┏━━
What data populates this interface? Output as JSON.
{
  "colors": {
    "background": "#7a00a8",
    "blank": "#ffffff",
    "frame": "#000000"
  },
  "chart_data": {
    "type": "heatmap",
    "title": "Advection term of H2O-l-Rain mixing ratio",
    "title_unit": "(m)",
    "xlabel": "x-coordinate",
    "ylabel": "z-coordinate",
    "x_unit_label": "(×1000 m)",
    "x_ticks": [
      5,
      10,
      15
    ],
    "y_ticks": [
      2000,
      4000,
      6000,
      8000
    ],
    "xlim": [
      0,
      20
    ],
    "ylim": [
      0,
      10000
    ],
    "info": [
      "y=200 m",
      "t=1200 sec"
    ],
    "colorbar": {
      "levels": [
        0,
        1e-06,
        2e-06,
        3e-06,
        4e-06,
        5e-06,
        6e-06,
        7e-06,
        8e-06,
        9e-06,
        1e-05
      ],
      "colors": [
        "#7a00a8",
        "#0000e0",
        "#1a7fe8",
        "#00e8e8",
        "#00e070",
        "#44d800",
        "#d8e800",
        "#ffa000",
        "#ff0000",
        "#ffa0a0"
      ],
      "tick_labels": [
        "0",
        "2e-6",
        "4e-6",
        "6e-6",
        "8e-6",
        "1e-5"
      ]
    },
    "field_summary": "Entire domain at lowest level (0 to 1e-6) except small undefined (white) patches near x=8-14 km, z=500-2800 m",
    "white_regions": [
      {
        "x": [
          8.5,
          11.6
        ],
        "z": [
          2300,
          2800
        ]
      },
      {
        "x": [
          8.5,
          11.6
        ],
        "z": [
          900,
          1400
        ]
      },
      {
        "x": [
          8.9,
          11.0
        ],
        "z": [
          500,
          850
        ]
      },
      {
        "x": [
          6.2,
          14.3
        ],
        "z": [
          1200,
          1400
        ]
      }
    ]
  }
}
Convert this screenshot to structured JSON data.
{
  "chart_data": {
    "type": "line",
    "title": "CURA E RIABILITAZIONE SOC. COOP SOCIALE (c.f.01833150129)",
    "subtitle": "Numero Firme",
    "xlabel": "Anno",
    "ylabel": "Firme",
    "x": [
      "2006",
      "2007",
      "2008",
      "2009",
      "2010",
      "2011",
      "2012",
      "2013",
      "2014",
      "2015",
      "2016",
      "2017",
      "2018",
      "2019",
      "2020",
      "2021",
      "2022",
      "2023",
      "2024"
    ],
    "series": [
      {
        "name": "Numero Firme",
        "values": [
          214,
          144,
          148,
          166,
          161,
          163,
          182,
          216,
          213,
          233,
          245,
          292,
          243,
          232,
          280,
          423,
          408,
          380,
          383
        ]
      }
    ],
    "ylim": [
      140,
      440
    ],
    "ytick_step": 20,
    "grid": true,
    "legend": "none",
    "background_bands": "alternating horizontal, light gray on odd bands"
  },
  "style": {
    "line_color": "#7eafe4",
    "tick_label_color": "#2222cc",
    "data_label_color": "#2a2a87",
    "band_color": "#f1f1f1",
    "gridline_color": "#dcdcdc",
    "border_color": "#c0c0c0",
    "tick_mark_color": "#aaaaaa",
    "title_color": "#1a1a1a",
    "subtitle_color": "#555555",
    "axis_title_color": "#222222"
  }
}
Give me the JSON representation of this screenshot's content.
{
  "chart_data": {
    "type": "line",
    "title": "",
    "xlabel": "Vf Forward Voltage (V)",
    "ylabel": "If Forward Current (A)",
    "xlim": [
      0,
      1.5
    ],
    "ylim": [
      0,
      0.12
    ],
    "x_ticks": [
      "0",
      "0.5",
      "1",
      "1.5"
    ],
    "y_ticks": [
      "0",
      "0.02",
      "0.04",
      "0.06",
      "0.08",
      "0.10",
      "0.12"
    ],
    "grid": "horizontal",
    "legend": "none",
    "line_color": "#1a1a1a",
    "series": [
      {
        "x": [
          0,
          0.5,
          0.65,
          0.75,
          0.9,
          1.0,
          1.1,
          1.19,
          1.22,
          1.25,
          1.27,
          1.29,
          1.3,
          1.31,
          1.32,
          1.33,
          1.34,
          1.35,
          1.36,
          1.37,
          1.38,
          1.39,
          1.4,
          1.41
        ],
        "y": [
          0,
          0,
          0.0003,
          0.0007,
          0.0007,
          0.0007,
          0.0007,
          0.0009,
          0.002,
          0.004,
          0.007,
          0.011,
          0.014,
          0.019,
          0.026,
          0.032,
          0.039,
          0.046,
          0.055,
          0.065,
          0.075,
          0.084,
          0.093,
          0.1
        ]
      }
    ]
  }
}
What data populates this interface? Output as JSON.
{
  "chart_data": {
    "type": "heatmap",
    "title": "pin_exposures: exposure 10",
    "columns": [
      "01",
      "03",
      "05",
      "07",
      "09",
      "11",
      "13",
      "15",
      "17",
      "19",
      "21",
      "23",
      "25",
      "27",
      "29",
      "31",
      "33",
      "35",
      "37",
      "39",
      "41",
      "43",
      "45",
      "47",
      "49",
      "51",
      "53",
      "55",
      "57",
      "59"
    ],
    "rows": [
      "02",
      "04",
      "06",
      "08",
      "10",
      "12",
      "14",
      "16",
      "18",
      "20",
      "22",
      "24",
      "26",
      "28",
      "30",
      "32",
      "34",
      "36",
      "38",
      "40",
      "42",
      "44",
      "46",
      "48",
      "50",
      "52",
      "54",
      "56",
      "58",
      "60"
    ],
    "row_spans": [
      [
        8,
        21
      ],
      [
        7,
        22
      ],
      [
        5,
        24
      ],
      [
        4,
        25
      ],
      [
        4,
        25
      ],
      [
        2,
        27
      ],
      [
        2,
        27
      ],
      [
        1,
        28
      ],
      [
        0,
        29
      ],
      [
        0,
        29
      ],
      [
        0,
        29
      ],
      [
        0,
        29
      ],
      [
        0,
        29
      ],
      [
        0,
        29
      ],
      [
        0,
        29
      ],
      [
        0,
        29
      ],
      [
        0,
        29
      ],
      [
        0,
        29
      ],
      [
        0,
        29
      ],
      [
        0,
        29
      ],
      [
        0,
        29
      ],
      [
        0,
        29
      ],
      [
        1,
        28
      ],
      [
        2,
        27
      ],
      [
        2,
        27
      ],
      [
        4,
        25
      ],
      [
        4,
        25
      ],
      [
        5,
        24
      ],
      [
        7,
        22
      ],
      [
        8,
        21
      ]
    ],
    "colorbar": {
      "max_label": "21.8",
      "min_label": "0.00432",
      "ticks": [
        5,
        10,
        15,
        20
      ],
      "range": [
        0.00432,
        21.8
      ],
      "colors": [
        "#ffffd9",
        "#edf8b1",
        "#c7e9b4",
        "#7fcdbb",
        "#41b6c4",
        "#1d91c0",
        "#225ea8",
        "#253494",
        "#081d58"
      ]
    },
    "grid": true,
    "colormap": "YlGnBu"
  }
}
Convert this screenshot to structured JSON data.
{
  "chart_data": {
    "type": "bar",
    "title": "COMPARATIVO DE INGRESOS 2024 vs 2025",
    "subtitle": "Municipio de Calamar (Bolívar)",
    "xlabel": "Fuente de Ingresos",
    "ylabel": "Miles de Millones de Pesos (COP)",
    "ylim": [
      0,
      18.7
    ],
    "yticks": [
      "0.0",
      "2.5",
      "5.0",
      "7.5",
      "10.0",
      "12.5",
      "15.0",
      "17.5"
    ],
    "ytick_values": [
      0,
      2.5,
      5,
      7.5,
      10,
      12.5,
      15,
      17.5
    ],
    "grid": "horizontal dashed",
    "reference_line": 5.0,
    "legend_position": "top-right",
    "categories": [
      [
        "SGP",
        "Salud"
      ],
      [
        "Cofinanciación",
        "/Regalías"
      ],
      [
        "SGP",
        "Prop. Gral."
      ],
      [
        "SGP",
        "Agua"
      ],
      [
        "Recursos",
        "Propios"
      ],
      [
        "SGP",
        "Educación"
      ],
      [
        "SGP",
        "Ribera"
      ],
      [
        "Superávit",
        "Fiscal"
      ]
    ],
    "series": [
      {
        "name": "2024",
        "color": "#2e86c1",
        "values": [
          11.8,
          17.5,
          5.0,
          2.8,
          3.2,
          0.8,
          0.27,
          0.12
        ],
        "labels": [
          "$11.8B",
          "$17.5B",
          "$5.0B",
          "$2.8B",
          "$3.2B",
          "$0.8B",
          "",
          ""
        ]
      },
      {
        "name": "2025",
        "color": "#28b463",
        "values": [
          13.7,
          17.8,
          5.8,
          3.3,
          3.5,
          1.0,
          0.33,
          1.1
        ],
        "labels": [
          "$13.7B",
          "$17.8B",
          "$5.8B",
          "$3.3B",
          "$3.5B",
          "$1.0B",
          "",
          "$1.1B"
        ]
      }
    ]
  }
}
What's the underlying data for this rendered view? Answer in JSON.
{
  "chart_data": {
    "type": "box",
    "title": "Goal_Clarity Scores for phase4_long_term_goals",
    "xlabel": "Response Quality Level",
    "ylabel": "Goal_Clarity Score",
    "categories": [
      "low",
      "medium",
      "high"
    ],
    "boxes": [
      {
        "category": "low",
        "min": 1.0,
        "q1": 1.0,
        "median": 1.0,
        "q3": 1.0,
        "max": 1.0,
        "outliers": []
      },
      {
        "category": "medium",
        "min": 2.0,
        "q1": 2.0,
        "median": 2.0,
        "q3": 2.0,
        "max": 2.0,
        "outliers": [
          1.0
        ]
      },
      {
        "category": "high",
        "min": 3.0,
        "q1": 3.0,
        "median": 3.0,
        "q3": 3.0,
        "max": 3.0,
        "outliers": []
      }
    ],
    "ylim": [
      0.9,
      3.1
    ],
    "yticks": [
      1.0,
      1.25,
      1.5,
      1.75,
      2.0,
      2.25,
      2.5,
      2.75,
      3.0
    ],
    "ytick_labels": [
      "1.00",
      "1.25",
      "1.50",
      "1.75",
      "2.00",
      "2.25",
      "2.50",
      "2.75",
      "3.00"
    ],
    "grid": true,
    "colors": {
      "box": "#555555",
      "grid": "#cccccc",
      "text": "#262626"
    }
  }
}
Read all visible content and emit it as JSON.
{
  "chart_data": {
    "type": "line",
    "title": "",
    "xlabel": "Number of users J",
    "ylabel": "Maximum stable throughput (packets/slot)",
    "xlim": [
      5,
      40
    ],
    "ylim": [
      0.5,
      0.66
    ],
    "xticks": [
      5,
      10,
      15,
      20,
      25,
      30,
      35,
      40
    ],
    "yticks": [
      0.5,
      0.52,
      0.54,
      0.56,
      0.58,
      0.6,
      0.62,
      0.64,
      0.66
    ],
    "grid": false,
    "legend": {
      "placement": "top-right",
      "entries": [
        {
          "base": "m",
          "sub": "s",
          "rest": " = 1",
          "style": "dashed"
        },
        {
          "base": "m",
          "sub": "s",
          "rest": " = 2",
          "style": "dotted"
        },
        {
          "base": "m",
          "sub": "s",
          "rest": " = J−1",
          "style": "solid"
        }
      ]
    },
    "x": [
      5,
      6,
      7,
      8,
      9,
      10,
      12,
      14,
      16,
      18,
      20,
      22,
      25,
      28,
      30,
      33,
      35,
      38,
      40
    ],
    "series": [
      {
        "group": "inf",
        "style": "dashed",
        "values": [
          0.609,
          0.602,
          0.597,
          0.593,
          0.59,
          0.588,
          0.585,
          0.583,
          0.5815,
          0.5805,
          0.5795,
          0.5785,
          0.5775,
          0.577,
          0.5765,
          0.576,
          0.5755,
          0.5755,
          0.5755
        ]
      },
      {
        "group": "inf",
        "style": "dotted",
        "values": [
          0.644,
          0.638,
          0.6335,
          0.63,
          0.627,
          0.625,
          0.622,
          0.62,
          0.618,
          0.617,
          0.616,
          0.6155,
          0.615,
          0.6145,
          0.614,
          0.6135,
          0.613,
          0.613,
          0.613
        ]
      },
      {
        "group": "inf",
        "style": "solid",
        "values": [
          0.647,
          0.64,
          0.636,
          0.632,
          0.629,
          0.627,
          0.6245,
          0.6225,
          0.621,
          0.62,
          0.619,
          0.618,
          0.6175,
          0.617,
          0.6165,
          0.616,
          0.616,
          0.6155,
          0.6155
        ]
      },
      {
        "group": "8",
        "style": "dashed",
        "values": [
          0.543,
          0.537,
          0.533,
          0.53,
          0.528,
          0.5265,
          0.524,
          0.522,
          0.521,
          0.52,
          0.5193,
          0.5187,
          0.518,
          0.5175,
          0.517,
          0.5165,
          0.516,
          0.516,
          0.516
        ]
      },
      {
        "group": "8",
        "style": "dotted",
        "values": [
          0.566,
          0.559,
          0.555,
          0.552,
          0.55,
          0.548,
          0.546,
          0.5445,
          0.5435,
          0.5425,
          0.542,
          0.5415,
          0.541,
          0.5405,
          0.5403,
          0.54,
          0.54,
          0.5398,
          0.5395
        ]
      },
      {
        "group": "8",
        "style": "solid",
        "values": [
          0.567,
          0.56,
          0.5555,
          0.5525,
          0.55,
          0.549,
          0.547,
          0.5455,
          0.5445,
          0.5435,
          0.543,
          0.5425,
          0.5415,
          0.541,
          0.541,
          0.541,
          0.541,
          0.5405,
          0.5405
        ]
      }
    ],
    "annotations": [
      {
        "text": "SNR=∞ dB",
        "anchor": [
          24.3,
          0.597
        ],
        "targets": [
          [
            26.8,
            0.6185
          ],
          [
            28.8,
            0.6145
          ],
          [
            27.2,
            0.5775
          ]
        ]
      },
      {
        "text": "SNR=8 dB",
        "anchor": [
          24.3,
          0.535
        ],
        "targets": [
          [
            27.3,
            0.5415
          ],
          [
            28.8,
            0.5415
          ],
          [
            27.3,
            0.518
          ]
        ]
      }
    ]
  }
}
┗━━
(What you are asked to do)
Locate each line containing the string "xlabel" and show it.

(In response)
    "xlabel": "x-coordinate",
    "xlabel": "Anno",
    "xlabel": "Vf Forward Voltage (V)",
    "xlabel": "Fuente de Ingresos",
    "xlabel": "Response Quality Level",
    "xlabel": "Number of users J",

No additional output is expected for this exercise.